_The exercise_.
Every record here needs to be written out again exactly.

* * *

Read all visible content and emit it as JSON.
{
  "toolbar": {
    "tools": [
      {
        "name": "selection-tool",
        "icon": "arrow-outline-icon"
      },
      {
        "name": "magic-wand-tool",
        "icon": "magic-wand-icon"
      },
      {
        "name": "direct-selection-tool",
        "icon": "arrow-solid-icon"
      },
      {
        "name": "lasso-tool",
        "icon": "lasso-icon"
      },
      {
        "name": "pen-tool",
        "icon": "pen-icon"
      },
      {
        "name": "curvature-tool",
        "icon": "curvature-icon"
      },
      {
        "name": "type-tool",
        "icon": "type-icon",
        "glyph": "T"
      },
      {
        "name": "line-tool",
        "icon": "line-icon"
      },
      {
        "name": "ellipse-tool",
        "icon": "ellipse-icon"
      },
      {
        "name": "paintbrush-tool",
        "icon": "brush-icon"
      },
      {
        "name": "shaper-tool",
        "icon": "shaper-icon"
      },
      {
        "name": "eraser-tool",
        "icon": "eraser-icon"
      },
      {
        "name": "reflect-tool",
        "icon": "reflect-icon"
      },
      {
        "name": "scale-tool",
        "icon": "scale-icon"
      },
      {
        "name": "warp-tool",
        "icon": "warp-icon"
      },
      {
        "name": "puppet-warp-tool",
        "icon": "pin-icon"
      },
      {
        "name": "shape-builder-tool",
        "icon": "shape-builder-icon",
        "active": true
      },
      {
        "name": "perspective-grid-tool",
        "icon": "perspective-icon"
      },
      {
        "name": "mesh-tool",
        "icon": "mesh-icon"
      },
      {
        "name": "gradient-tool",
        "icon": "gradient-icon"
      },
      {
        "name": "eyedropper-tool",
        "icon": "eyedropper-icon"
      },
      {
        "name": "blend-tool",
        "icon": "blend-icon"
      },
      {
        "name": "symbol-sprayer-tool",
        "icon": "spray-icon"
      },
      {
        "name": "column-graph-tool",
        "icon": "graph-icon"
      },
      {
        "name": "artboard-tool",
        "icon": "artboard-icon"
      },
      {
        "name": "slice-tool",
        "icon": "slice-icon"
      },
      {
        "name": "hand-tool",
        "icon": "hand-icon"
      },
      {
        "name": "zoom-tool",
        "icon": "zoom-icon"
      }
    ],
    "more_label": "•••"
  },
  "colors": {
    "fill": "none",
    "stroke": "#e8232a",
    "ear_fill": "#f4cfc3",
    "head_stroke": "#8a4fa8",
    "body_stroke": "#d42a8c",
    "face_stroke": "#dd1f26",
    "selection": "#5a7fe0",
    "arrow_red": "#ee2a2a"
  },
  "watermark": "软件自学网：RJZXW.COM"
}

* * *

_Result for this task_.
Read all visible content and emit it as JSON.
{
  "toolbar": {
    "tools": [
      {
        "name": "selection-tool",
        "icon": "arrow-outline-icon"
      },
      {
        "name": "magic-wand-tool",
        "icon": "magic-wand-icon"
      },
      {
        "name": "direct-selection-tool",
        "icon": "arrow-solid-icon"
      },
      {
        "name": "lasso-tool",
        "icon": "lasso-icon"
      },
      {
        "name": "pen-tool",
        "icon": "pen-icon"
      },
      {
        "name": "curvature-tool",
        "icon": "curvature-icon"
      },
      {
        "name": "type-tool",
        "icon": "type-icon",
        "glyph": "T"
      },
      {
        "name": "line-tool",
        "icon": "line-icon"
      },
      {
        "name": "ellipse-tool",
        "icon": "ellipse-icon"
      },
      {
        "name": "paintbrush-tool",
        "icon": "brush-icon"
      },
      {
        "name": "shaper-tool",
        "icon": "shaper-icon"
      },
      {
        "name": "eraser-tool",
        "icon": "eraser-icon"
      },
      {
        "name": "reflect-tool",
        "icon": "reflect-icon"
      },
      {
        "name": "scale-tool",
        "icon": "scale-icon"
      },
      {
        "name": "warp-tool",
        "icon": "warp-icon"
      },
      {
        "name": "puppet-warp-tool",
        "icon": "pin-icon"
      },
      {
        "name": "shape-builder-tool",
        "icon": "shape-builder-icon",
        "active": true
      },
      {
        "name": "perspective-grid-tool",
        "icon": "perspective-icon"
      },
      {
        "name": "mesh-tool",
        "icon": "mesh-icon"
      },
      {
        "name": "gradient-tool",
        "icon": "gradient-icon"
      },
      {
        "name": "eyedropper-tool",
        "icon": "eyedropper-icon"
      },
      {
        "name": "blend-tool",
        "icon": "blend-icon"
      },
      {
        "name": "symbol-sprayer-tool",
        "icon": "spray-icon"
      },
      {
        "name": "column-graph-tool",
        "icon": "graph-icon"
      },
      {
        "name": "artboard-tool",
        "icon": "artboard-icon"
      },
      {
        "name": "slice-tool",
        "icon": "slice-icon"
      },
      {
        "name": "hand-tool",
        "icon": "hand-icon"
      },
      {
        "name": "zoom-tool",
        "icon": "zoom-icon"
      }
    ],
    "more_label": "•••"
  },
  "colors": {
    "fill": "none",
    "stroke": "#e8232a",
    "ear_fill": "#f4cfc3",
    "head_stroke": "#8a4fa8",
    "body_stroke": "#d42a8c",
    "face_stroke": "#dd1f26",
    "selection": "#5a7fe0",
    "arrow_red": "#ee2a2a"
  },
  "watermark": "软件自学网：RJZXW.COM"
}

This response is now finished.